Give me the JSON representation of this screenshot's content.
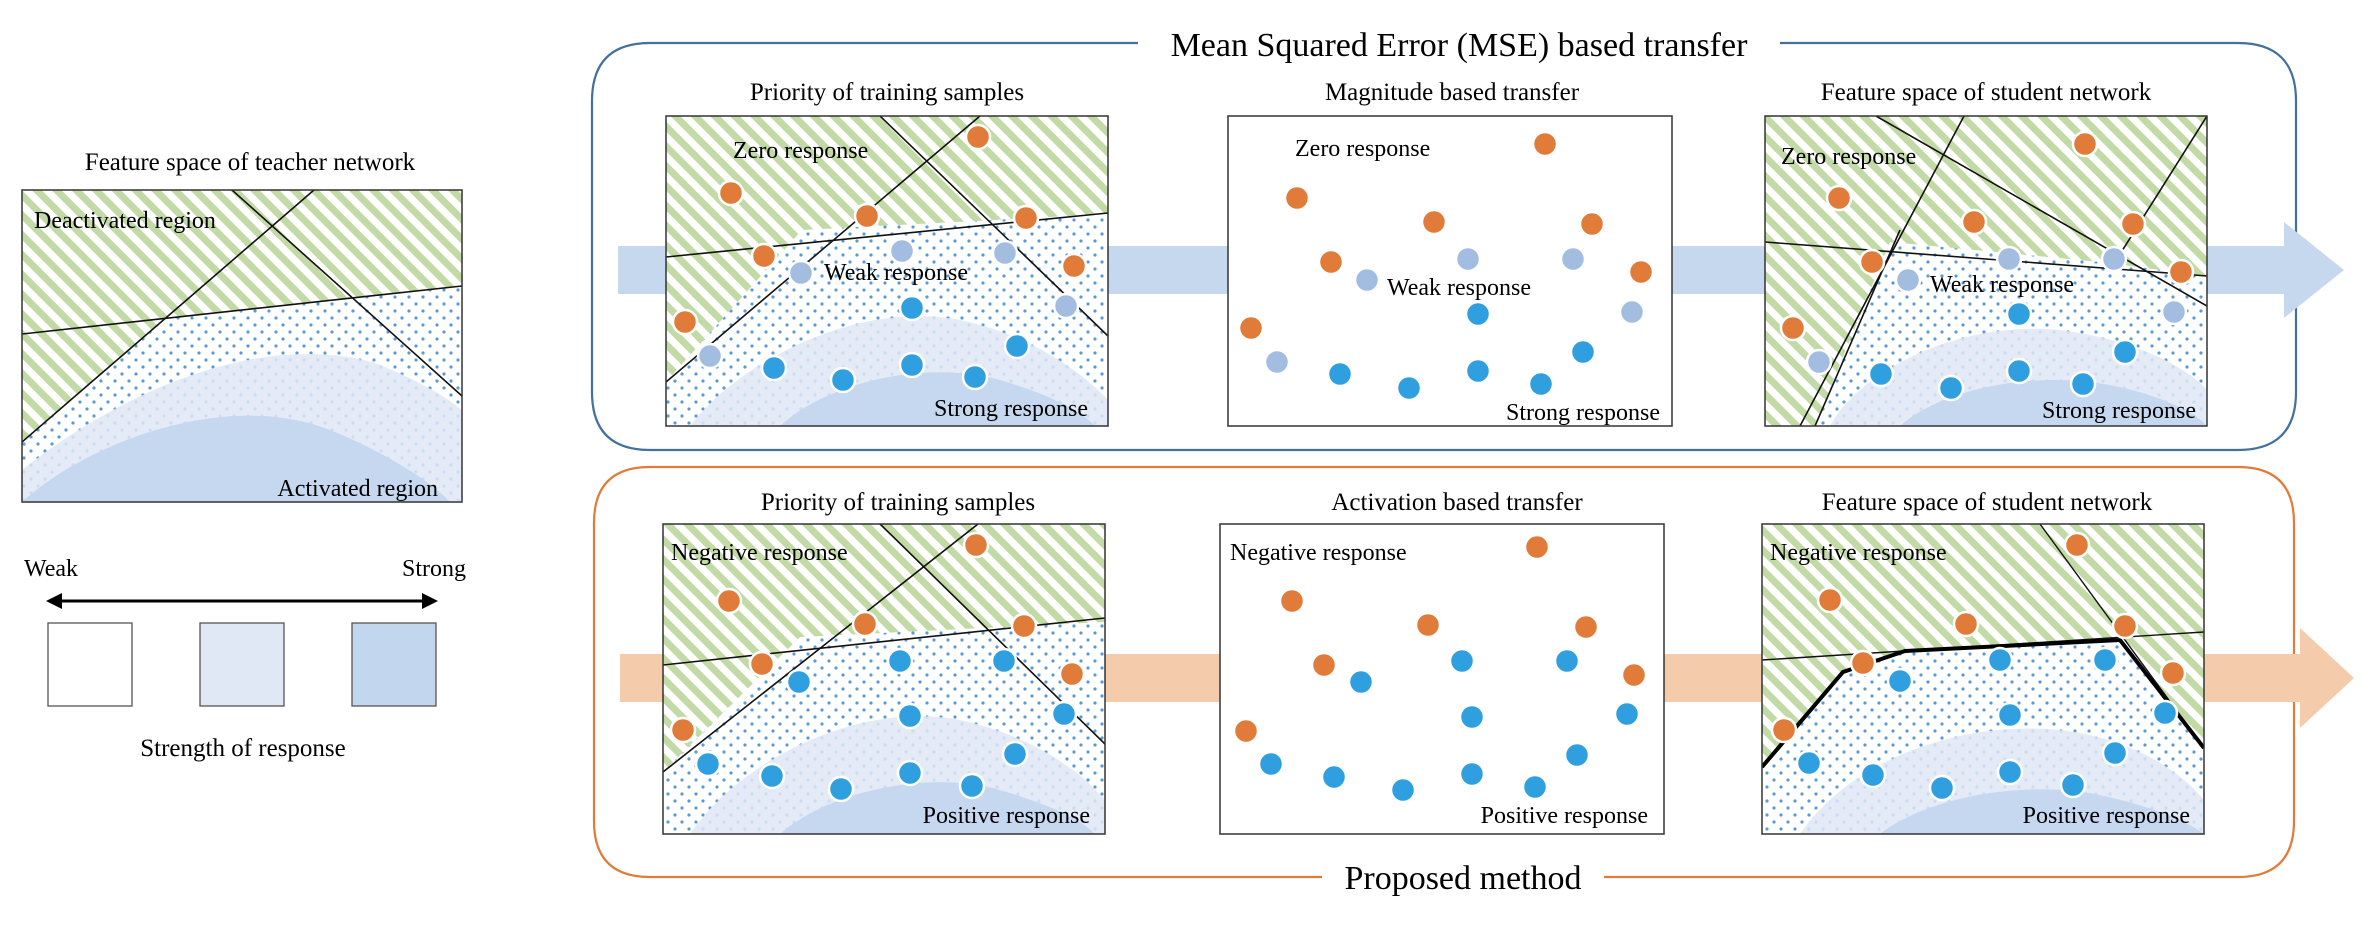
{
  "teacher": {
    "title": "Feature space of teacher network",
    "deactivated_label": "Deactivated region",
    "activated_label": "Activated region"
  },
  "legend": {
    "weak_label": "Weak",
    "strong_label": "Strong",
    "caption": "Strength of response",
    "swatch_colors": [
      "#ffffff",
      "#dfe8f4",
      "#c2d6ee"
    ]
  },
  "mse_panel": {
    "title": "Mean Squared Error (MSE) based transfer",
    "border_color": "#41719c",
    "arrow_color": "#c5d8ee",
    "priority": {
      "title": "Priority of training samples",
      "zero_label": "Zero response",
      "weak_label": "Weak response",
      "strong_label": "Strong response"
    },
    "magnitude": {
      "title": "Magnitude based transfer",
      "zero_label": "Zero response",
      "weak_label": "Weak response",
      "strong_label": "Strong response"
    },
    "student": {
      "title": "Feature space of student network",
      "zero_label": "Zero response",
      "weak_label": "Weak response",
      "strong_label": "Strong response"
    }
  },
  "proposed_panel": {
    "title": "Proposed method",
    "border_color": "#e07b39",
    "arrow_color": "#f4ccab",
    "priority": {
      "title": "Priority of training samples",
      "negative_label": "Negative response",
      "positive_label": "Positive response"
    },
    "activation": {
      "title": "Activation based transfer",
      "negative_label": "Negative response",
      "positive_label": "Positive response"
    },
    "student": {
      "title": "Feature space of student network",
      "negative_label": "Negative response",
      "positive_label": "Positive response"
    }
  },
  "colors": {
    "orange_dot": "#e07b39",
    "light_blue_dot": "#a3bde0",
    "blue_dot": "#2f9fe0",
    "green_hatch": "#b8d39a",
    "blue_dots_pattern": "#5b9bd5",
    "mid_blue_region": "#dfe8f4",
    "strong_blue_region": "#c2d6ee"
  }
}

※

Reproduce the data above in full, exactly as it is, with the pictures left out.

# Exercise solution:
Give me the JSON representation of this screenshot's content.
{
  "teacher": {
    "title": "Feature space of teacher network",
    "deactivated_label": "Deactivated region",
    "activated_label": "Activated region"
  },
  "legend": {
    "weak_label": "Weak",
    "strong_label": "Strong",
    "caption": "Strength of response",
    "swatch_colors": [
      "#ffffff",
      "#dfe8f4",
      "#c2d6ee"
    ]
  },
  "mse_panel": {
    "title": "Mean Squared Error (MSE) based transfer",
    "border_color": "#41719c",
    "arrow_color": "#c5d8ee",
    "priority": {
      "title": "Priority of training samples",
      "zero_label": "Zero response",
      "weak_label": "Weak response",
      "strong_label": "Strong response"
    },
    "magnitude": {
      "title": "Magnitude based transfer",
      "zero_label": "Zero response",
      "weak_label": "Weak response",
      "strong_label": "Strong response"
    },
    "student": {
      "title": "Feature space of student network",
      "zero_label": "Zero response",
      "weak_label": "Weak response",
      "strong_label": "Strong response"
    }
  },
  "proposed_panel": {
    "title": "Proposed method",
    "border_color": "#e07b39",
    "arrow_color": "#f4ccab",
    "priority": {
      "title": "Priority of training samples",
      "negative_label": "Negative response",
      "positive_label": "Positive response"
    },
    "activation": {
      "title": "Activation based transfer",
      "negative_label": "Negative response",
      "positive_label": "Positive response"
    },
    "student": {
      "title": "Feature space of student network",
      "negative_label": "Negative response",
      "positive_label": "Positive response"
    }
  },
  "colors": {
    "orange_dot": "#e07b39",
    "light_blue_dot": "#a3bde0",
    "blue_dot": "#2f9fe0",
    "green_hatch": "#b8d39a",
    "blue_dots_pattern": "#5b9bd5",
    "mid_blue_region": "#dfe8f4",
    "strong_blue_region": "#c2d6ee"
  }
}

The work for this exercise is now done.